### What the task asks:
Pull each line holding the word "realize" from the data.

[Data entries]
____________________
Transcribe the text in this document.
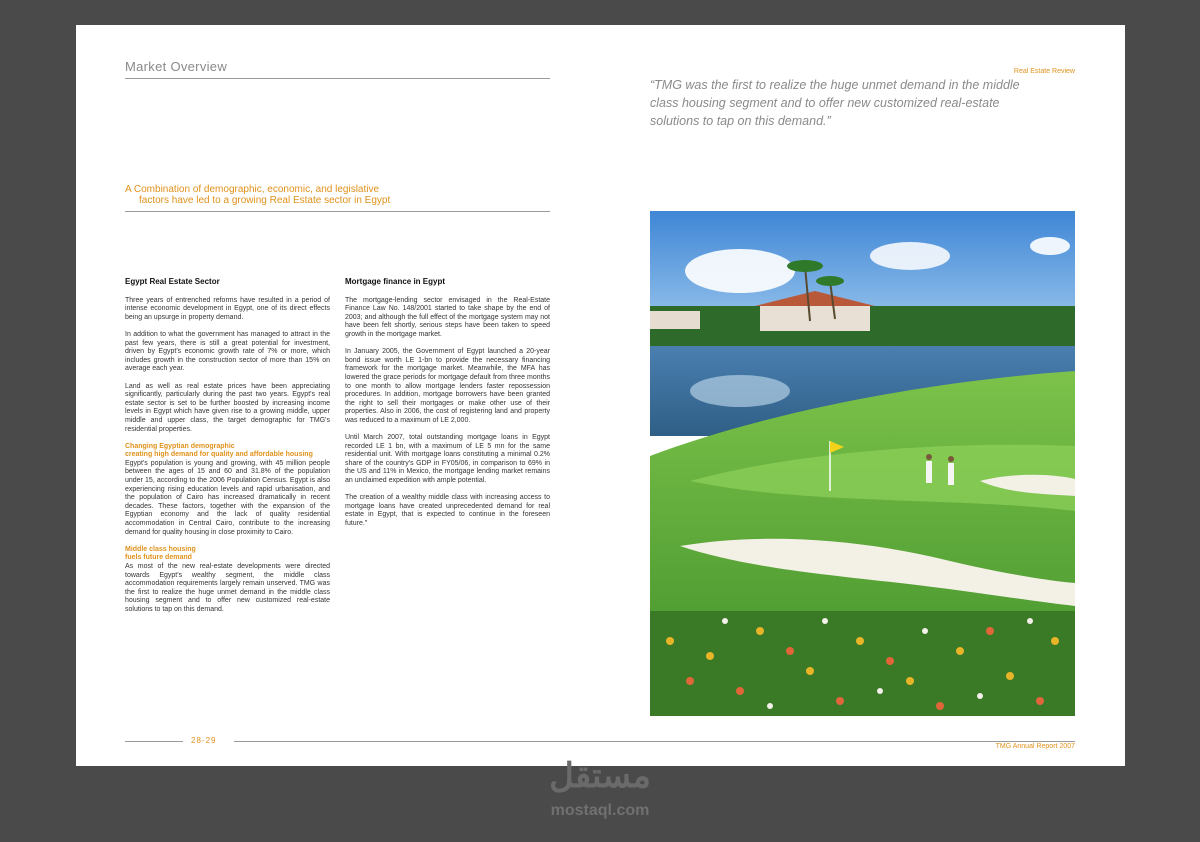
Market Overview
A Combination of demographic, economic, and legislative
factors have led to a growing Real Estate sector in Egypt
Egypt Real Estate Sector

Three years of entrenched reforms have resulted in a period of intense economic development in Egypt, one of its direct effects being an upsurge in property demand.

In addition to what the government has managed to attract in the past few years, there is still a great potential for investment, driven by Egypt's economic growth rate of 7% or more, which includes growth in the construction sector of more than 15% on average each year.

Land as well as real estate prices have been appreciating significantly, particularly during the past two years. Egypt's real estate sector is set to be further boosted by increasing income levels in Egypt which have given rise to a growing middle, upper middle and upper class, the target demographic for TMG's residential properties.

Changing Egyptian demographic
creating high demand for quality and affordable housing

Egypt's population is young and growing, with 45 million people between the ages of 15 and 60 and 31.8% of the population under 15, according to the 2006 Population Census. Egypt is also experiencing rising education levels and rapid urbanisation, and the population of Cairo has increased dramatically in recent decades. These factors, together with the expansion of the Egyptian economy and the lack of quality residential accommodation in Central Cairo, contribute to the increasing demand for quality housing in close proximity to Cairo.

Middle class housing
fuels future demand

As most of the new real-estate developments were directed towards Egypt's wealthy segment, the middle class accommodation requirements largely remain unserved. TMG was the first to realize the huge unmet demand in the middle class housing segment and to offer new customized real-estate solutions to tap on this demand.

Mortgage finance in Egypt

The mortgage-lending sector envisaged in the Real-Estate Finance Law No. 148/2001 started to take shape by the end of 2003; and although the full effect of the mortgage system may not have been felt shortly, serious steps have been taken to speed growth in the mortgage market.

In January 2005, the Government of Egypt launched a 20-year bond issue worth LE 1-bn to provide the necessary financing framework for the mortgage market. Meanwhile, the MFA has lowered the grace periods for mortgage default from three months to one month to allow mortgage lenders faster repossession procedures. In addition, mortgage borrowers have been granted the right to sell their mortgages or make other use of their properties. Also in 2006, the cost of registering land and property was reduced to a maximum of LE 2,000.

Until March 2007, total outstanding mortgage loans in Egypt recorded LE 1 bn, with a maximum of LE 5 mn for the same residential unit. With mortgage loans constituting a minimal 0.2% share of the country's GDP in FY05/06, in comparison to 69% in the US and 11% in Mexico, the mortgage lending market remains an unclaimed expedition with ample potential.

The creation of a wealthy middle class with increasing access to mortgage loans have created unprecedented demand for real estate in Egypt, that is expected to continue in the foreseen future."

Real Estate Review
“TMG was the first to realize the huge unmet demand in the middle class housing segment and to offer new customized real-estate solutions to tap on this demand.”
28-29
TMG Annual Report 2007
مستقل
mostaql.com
____________________
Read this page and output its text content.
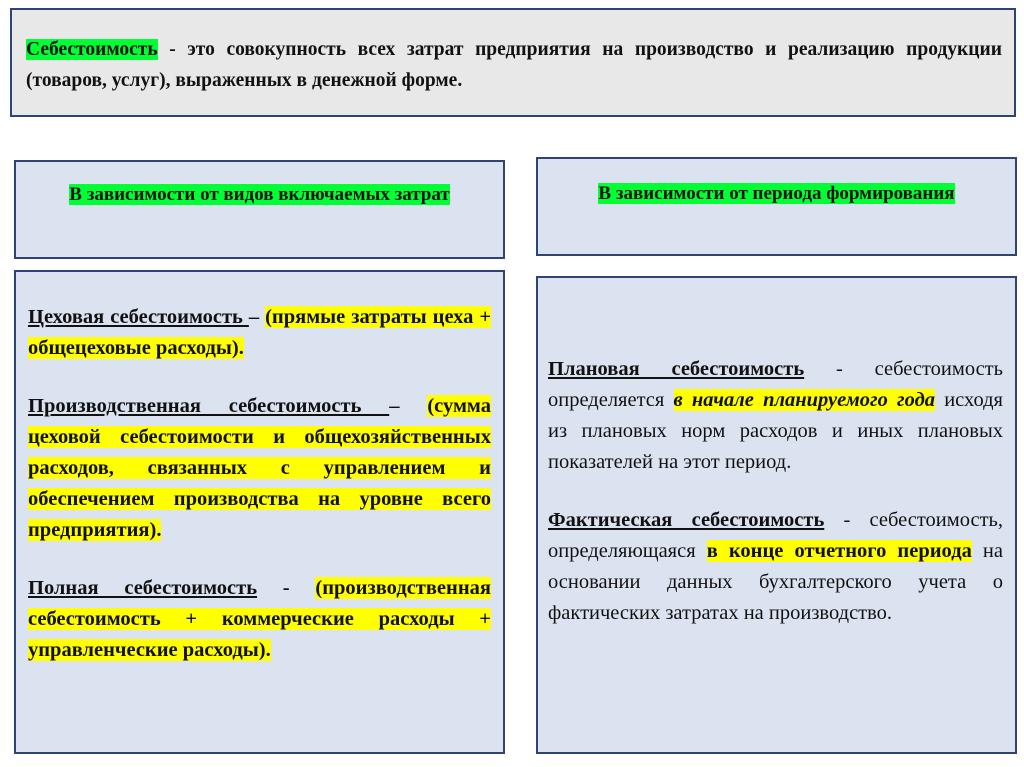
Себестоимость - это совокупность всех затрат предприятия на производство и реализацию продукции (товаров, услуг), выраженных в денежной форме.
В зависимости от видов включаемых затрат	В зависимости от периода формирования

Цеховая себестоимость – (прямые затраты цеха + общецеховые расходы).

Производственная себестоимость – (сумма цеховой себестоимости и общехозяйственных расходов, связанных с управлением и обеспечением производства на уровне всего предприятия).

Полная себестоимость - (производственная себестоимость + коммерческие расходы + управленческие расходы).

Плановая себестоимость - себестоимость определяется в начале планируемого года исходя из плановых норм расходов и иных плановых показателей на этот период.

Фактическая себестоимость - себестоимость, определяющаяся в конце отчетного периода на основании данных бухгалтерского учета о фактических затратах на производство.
____________________
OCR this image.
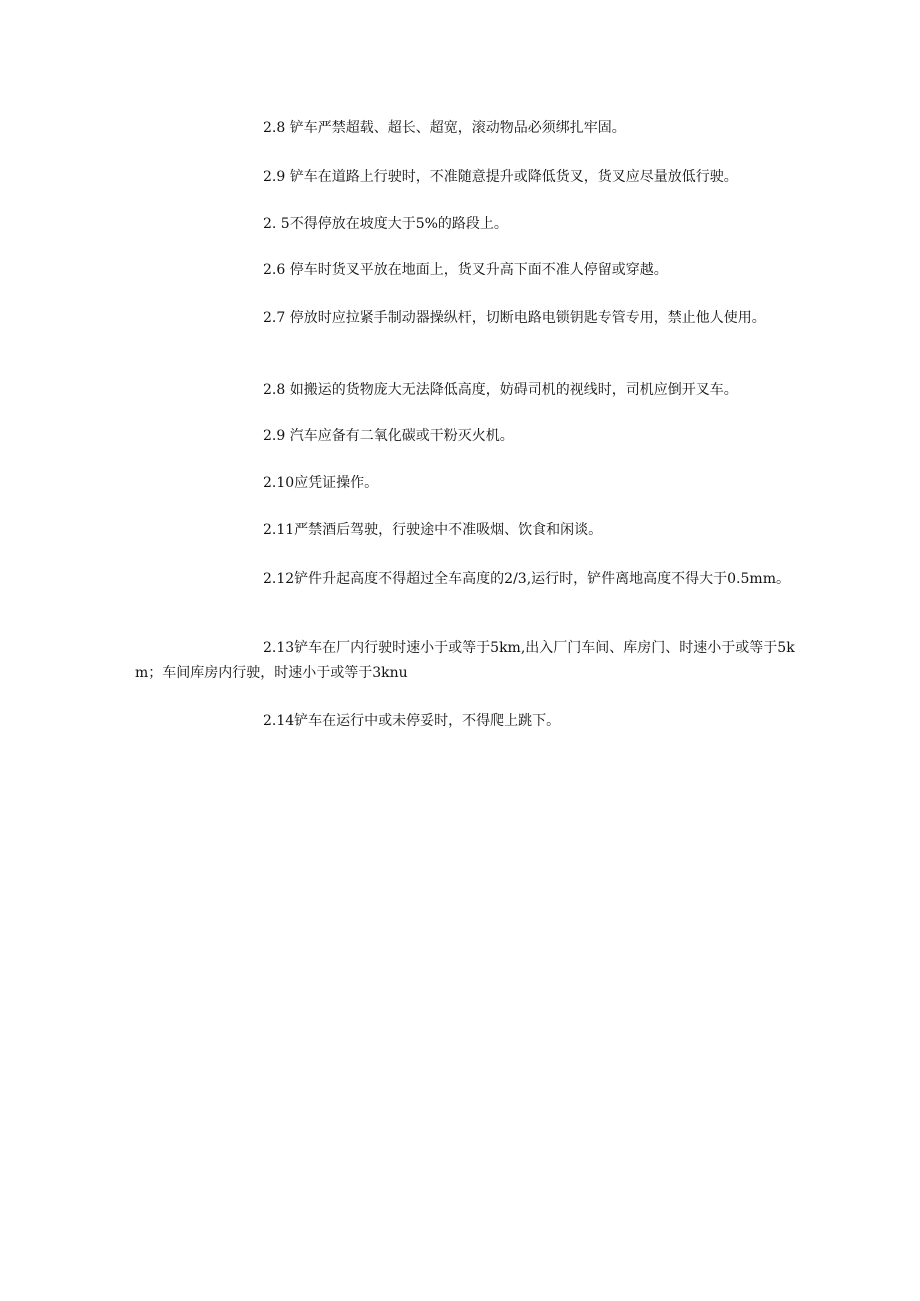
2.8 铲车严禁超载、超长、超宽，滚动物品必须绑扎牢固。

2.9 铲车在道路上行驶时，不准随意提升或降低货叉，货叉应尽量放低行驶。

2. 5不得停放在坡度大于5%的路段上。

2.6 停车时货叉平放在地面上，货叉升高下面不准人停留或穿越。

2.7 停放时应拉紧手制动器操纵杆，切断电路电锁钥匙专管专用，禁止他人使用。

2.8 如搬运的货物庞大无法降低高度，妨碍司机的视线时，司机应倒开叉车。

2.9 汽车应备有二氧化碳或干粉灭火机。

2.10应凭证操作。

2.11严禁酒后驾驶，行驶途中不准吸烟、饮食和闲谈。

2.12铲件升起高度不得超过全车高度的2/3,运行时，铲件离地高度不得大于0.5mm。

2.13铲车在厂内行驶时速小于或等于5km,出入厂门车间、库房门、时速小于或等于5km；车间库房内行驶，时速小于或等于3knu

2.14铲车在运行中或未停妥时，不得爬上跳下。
____________________
### Output:
As most of the new real-estate developments were directed towards Egypt's wealthy segment, the middle class accommodation requirements largely remain unserved. TMG was the first to realize the huge unmet demand in the middle class housing segment and to offer new customized real-estate solutions to tap on this demand.
“TMG was the first to realize the huge unmet demand in the middle class housing segment and to offer new customized real-estate solutions to tap on this demand.”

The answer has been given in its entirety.